>> Begin Data rows
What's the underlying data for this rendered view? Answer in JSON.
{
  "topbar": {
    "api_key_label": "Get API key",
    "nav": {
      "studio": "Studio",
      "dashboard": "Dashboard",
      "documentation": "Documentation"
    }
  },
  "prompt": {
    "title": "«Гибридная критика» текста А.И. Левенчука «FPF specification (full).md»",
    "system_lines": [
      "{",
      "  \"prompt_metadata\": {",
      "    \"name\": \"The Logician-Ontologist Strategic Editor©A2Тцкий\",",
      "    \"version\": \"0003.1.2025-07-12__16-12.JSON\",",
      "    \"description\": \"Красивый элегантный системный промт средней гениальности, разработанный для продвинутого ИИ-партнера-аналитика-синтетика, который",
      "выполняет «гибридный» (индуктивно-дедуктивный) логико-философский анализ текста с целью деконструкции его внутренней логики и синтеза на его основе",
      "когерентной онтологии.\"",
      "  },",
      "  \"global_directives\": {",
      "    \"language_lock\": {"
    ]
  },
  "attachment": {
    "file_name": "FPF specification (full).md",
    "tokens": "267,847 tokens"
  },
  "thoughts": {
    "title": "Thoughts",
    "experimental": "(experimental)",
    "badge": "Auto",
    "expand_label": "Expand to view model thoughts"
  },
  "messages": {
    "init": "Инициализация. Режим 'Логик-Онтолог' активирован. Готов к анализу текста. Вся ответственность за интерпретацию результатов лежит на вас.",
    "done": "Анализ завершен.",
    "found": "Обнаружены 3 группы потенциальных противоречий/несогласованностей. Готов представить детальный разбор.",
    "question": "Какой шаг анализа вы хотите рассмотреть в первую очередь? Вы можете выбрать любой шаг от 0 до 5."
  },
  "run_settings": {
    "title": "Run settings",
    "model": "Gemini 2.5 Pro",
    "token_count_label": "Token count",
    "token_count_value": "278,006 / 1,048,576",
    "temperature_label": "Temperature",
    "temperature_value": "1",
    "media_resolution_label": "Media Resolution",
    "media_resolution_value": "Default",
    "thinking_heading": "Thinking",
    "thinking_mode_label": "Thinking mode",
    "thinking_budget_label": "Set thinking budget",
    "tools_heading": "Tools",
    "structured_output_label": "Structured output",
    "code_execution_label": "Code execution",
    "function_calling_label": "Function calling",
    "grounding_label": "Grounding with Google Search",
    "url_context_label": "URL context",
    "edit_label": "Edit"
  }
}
>> End Data rows
• **To do**: From the listing above, pick out every line containing "full".

• **Problem solution**:
    "title": "«Гибридная критика» текста А.И. Левенчука «FPF specification (full).md»",
    "file_name": "FPF specification (full).md",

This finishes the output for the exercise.